**Written request**
Reproduce the data exactly.
○ ○ ○ ○ ○ ○ ○
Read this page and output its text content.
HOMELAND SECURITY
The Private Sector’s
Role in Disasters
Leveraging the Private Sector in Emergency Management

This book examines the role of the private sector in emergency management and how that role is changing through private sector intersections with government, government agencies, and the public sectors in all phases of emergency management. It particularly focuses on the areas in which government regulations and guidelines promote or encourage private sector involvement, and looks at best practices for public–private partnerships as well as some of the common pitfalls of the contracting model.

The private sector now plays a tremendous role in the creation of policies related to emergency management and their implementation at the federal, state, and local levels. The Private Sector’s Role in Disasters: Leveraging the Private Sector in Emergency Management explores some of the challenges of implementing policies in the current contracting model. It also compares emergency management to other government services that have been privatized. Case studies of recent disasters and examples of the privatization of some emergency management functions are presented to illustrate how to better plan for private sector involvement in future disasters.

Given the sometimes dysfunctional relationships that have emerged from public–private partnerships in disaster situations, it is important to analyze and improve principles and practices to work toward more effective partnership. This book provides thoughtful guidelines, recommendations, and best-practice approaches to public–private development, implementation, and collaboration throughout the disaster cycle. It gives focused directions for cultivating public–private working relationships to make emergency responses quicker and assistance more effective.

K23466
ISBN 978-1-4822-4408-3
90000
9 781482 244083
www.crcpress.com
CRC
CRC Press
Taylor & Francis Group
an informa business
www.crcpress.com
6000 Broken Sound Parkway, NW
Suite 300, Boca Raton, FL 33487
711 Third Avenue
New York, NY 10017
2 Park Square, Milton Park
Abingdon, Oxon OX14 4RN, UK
○ ○ ○ ○ ○ ○ ○
**Result of the task**
Read this page and output its text content.
HOMELAND SECURITY
The Private Sector’s
Role in Disasters
Leveraging the Private Sector in Emergency Management

This book examines the role of the private sector in emergency management and how that role is changing through private sector intersections with government, government agencies, and the public sectors in all phases of emergency management. It particularly focuses on the areas in which government regulations and guidelines promote or encourage private sector involvement, and looks at best practices for public–private partnerships as well as some of the common pitfalls of the contracting model.

The private sector now plays a tremendous role in the creation of policies related to emergency management and their implementation at the federal, state, and local levels. The Private Sector’s Role in Disasters: Leveraging the Private Sector in Emergency Management explores some of the challenges of implementing policies in the current contracting model. It also compares emergency management to other government services that have been privatized. Case studies of recent disasters and examples of the privatization of some emergency management functions are presented to illustrate how to better plan for private sector involvement in future disasters.

Given the sometimes dysfunctional relationships that have emerged from public–private partnerships in disaster situations, it is important to analyze and improve principles and practices to work toward more effective partnership. This book provides thoughtful guidelines, recommendations, and best-practice approaches to public–private development, implementation, and collaboration throughout the disaster cycle. It gives focused directions for cultivating public–private working relationships to make emergency responses quicker and assistance more effective.

K23466
ISBN 978-1-4822-4408-3
90000
9 781482 244083
www.crcpress.com
CRC
CRC Press
Taylor & Francis Group
an informa business
www.crcpress.com
6000 Broken Sound Parkway, NW
Suite 300, Boca Raton, FL 33487
711 Third Avenue
New York, NY 10017
2 Park Square, Milton Park
Abingdon, Oxon OX14 4RN, UK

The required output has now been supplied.